Your goal
Comb through the entries for "JSON" and pull out each line that holds it.

Source material

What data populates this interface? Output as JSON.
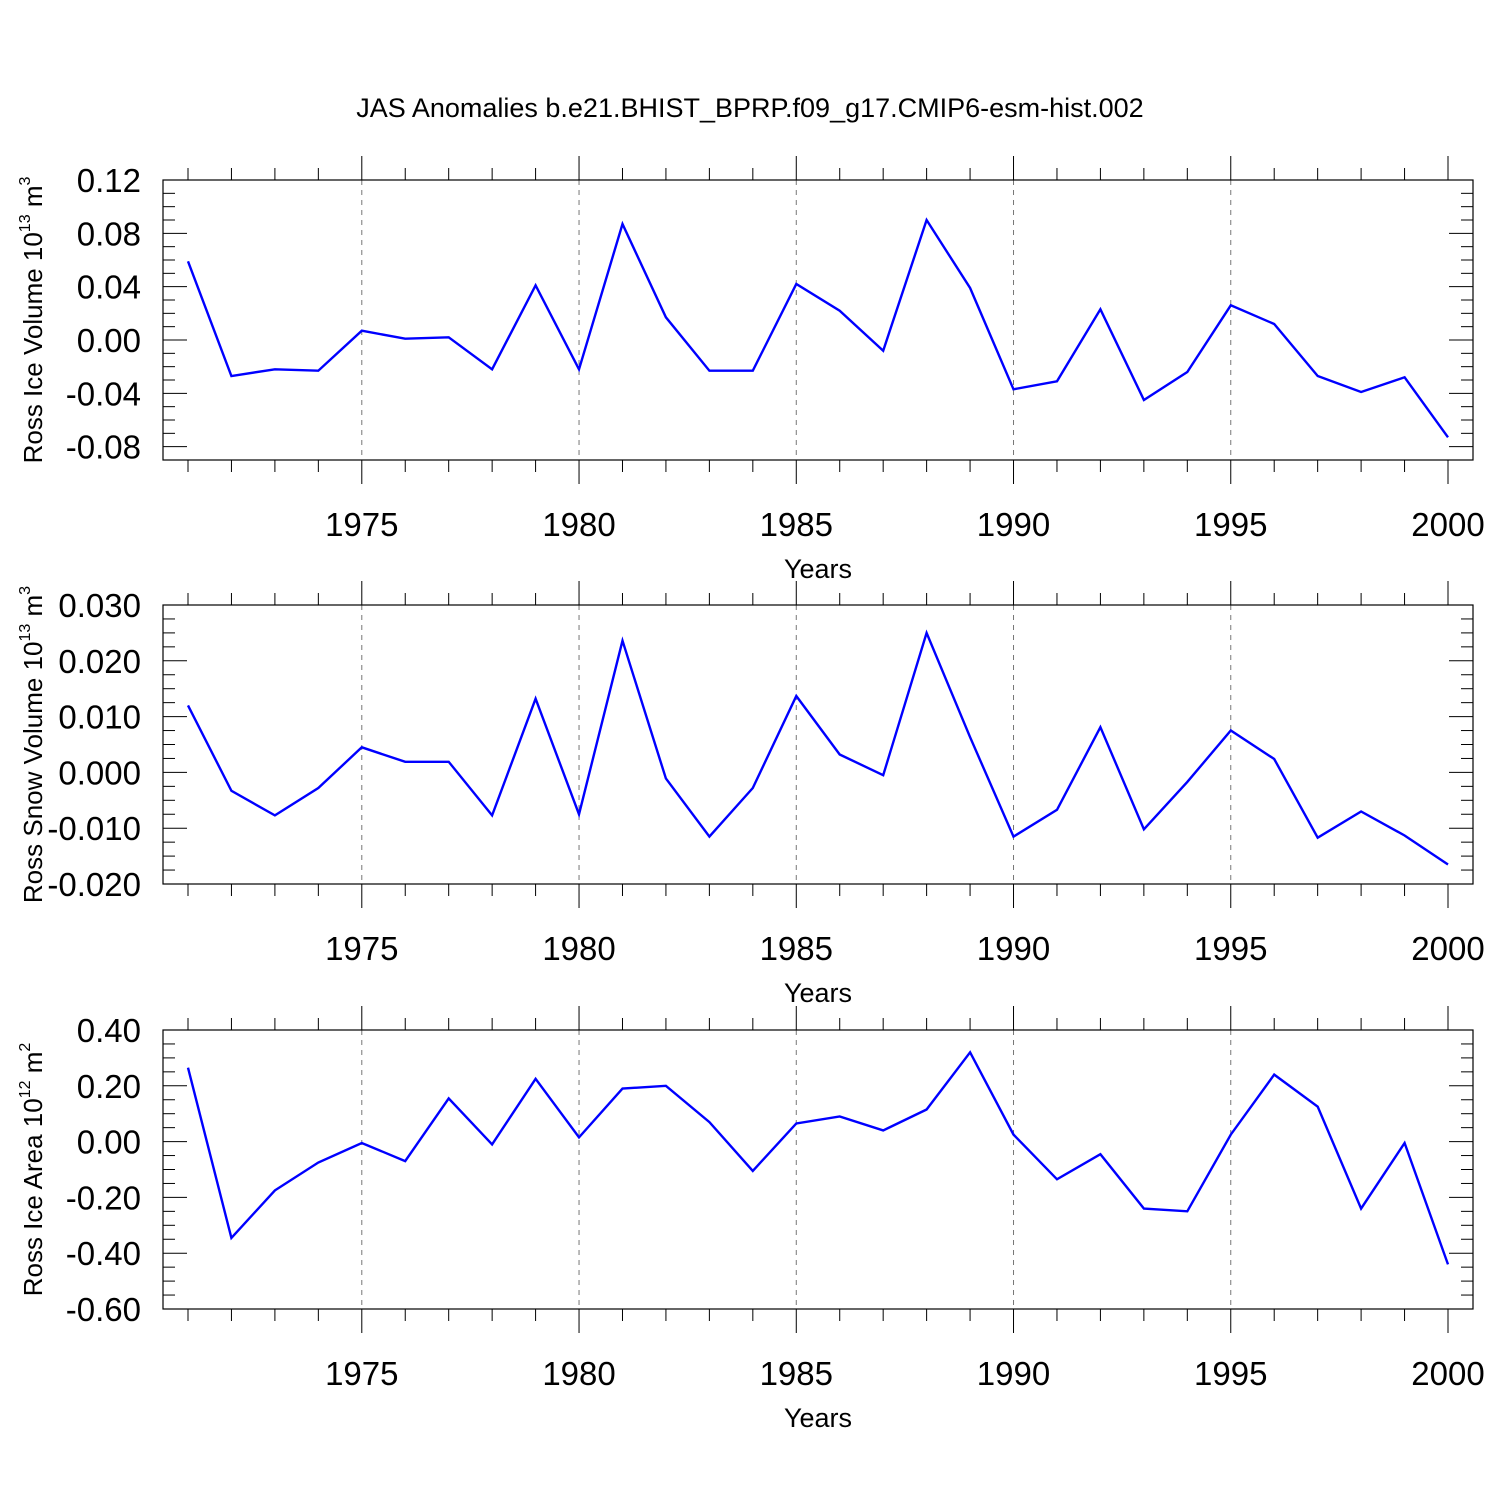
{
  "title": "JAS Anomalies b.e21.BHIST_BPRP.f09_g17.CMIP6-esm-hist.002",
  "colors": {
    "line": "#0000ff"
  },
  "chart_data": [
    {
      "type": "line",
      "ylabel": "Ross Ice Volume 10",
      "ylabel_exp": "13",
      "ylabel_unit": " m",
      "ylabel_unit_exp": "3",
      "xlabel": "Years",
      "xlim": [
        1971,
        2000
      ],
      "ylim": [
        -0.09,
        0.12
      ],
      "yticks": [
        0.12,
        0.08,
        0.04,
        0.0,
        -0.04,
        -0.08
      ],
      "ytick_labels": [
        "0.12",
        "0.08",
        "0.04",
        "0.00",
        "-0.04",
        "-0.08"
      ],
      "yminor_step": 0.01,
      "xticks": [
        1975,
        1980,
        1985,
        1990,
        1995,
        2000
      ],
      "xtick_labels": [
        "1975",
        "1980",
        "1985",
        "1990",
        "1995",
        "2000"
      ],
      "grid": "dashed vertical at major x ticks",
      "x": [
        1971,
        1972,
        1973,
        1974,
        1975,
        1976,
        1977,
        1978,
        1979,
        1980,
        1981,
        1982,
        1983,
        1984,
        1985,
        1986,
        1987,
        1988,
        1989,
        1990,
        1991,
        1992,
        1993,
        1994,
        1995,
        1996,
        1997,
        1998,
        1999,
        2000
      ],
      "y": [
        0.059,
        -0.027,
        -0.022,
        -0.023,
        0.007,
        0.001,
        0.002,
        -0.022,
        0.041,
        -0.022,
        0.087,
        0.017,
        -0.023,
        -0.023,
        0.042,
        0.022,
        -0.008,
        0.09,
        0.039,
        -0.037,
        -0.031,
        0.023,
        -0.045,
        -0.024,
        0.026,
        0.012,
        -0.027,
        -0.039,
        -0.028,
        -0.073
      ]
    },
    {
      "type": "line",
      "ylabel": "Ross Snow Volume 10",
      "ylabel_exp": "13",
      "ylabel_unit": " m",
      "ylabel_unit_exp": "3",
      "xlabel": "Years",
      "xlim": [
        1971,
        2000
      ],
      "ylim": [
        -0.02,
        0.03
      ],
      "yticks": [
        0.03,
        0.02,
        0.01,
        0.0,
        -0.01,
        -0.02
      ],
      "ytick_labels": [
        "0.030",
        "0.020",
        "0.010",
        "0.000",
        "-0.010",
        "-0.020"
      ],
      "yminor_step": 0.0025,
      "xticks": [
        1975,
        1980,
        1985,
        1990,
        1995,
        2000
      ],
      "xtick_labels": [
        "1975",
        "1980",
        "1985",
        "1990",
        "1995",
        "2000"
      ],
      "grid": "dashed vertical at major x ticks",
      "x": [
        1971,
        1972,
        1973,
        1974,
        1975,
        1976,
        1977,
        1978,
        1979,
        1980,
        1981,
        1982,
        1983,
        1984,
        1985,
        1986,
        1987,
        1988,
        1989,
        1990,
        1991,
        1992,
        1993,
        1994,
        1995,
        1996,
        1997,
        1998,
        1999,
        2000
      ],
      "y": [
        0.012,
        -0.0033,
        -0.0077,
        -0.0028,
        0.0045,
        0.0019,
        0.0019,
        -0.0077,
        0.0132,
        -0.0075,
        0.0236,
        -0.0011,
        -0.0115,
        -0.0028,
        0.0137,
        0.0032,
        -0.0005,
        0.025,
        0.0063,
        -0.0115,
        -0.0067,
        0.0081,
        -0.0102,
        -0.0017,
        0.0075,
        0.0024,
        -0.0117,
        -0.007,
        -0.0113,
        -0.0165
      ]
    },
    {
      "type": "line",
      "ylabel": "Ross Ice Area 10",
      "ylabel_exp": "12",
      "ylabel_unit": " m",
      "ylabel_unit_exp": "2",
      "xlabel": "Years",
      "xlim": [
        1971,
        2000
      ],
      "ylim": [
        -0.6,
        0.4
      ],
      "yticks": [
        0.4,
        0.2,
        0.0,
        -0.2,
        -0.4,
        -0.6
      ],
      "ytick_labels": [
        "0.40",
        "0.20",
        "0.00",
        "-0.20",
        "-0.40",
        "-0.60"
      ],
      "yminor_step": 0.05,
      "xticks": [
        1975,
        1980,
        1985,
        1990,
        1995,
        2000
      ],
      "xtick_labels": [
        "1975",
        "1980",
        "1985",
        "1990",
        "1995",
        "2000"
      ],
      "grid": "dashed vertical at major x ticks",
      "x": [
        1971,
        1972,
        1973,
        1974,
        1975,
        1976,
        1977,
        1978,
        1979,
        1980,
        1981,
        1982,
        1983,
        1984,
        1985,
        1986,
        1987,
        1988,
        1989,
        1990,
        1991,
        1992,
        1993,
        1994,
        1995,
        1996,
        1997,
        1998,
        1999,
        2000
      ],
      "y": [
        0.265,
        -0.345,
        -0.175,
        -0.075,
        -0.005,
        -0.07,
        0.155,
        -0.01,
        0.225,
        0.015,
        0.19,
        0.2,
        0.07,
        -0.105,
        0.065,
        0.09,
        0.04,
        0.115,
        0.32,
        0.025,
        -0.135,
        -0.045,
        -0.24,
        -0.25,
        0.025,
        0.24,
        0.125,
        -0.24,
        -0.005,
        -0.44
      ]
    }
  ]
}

...

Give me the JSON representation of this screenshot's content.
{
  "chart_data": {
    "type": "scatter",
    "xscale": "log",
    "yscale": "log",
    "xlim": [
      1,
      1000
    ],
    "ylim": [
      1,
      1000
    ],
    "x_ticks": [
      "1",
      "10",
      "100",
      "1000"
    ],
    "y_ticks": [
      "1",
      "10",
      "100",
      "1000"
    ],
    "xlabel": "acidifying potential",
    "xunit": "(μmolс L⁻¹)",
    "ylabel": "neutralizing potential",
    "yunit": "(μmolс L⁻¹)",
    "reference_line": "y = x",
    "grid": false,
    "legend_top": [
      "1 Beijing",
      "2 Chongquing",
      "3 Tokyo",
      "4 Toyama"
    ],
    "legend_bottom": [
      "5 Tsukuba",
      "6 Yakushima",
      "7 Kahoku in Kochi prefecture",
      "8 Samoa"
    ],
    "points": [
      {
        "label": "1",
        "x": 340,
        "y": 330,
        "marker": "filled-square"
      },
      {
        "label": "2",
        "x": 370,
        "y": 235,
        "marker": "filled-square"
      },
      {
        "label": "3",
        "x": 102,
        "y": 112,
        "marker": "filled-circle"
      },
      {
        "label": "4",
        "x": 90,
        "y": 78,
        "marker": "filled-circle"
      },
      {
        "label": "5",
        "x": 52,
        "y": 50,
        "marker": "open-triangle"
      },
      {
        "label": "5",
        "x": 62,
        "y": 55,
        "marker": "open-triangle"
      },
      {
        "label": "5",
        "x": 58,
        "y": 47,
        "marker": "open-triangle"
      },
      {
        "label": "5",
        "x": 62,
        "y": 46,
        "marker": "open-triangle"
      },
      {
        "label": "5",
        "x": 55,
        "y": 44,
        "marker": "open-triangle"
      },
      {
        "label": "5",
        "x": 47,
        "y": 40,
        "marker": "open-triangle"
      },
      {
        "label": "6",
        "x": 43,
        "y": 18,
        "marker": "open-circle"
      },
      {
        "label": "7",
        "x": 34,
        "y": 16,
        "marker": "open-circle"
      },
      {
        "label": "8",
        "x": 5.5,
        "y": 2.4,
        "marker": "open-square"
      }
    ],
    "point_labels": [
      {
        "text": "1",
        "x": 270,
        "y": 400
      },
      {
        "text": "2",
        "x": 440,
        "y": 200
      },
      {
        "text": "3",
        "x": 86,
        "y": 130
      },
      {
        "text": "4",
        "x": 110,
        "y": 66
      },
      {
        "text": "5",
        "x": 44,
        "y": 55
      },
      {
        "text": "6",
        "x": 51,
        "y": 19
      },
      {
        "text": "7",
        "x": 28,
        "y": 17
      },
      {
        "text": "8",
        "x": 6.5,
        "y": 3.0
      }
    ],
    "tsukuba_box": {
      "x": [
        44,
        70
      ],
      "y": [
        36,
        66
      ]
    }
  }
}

==

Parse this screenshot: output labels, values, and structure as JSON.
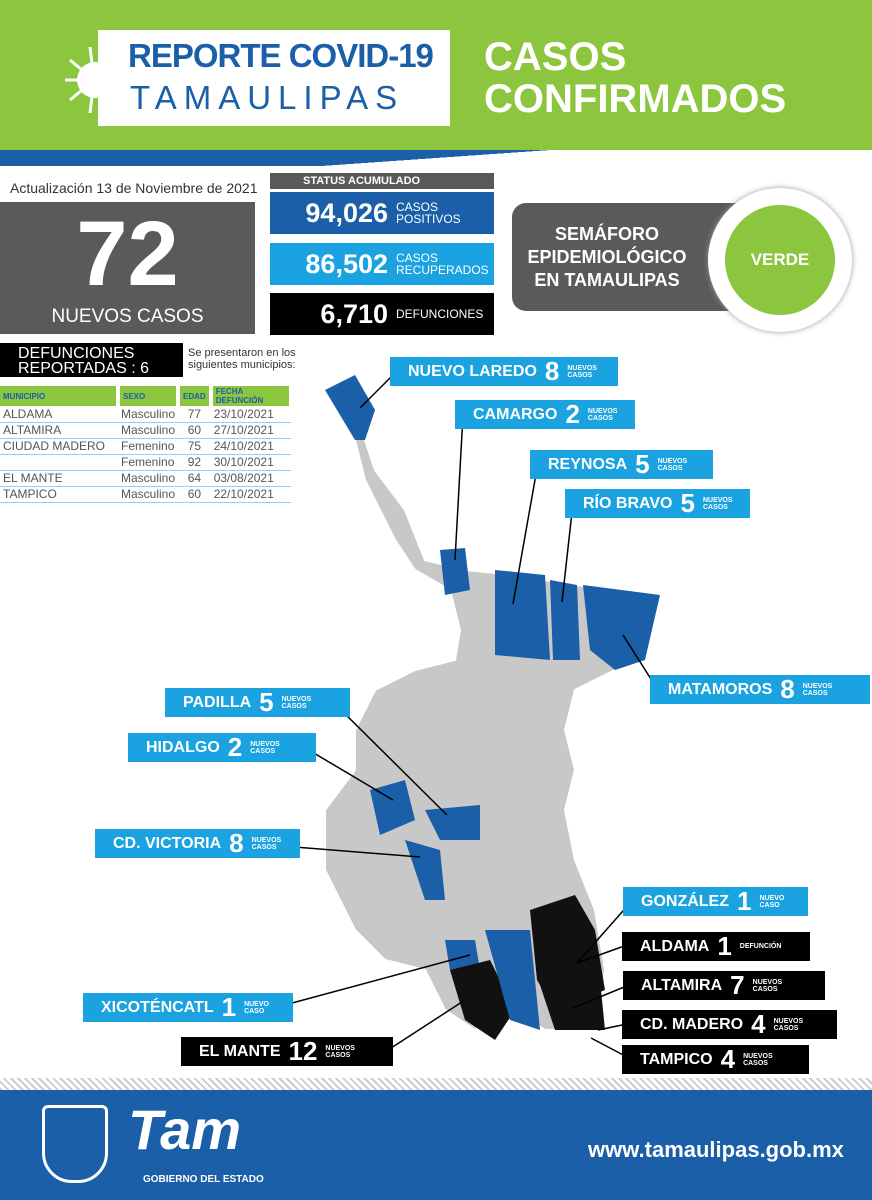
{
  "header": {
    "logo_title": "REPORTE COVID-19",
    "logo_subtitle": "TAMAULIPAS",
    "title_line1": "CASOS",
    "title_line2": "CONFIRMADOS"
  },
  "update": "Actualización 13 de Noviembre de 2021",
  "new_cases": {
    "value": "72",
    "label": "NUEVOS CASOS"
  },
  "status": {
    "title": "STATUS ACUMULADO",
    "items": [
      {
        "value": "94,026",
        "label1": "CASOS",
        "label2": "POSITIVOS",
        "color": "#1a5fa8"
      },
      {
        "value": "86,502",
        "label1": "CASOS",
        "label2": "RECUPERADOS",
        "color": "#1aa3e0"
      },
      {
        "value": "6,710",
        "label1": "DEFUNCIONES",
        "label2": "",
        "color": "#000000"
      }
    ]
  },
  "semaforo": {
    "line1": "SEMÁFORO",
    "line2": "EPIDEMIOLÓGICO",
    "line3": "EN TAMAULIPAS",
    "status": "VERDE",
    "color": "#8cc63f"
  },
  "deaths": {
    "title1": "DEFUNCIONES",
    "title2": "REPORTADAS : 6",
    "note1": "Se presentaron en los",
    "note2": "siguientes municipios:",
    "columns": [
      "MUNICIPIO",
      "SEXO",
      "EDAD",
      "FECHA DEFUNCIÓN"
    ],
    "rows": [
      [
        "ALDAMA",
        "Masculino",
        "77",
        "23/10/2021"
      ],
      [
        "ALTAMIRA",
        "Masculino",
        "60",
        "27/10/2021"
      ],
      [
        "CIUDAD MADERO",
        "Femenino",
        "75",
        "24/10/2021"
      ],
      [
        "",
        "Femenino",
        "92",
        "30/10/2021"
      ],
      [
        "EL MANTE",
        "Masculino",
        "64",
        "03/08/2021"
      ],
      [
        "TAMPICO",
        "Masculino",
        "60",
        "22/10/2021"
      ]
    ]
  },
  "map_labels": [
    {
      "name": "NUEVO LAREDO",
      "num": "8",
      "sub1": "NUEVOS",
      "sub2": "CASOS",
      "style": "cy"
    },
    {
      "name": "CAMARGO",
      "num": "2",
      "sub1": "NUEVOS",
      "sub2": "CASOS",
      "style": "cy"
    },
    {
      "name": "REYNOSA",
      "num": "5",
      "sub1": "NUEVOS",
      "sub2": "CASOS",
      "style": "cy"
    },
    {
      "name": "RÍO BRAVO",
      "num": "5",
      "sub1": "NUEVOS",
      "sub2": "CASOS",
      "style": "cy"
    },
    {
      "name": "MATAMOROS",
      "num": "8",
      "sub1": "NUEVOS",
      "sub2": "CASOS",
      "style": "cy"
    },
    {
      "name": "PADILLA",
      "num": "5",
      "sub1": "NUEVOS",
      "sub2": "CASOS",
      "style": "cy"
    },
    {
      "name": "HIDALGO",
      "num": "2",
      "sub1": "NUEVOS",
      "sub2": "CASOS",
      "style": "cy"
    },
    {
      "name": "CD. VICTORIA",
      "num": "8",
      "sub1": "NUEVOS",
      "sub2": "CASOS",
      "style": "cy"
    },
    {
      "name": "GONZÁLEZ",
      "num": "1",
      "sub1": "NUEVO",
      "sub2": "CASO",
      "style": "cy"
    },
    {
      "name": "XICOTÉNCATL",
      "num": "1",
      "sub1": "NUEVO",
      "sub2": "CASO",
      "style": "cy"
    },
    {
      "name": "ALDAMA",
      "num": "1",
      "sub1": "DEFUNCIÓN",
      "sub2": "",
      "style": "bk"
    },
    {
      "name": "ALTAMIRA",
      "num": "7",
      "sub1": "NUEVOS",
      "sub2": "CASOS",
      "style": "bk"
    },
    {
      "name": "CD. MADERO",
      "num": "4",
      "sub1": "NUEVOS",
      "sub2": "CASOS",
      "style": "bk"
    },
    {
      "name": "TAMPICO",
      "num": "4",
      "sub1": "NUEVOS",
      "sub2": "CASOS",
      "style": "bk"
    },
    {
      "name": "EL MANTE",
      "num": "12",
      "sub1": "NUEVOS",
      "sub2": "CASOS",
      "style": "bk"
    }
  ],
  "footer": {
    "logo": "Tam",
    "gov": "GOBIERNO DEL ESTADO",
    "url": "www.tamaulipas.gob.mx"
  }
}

Answer to the problem
What data populates this interface? Output as JSON.
Give me the JSON representation of this screenshot's content.
Parse this screenshot: output labels, values, and structure as JSON.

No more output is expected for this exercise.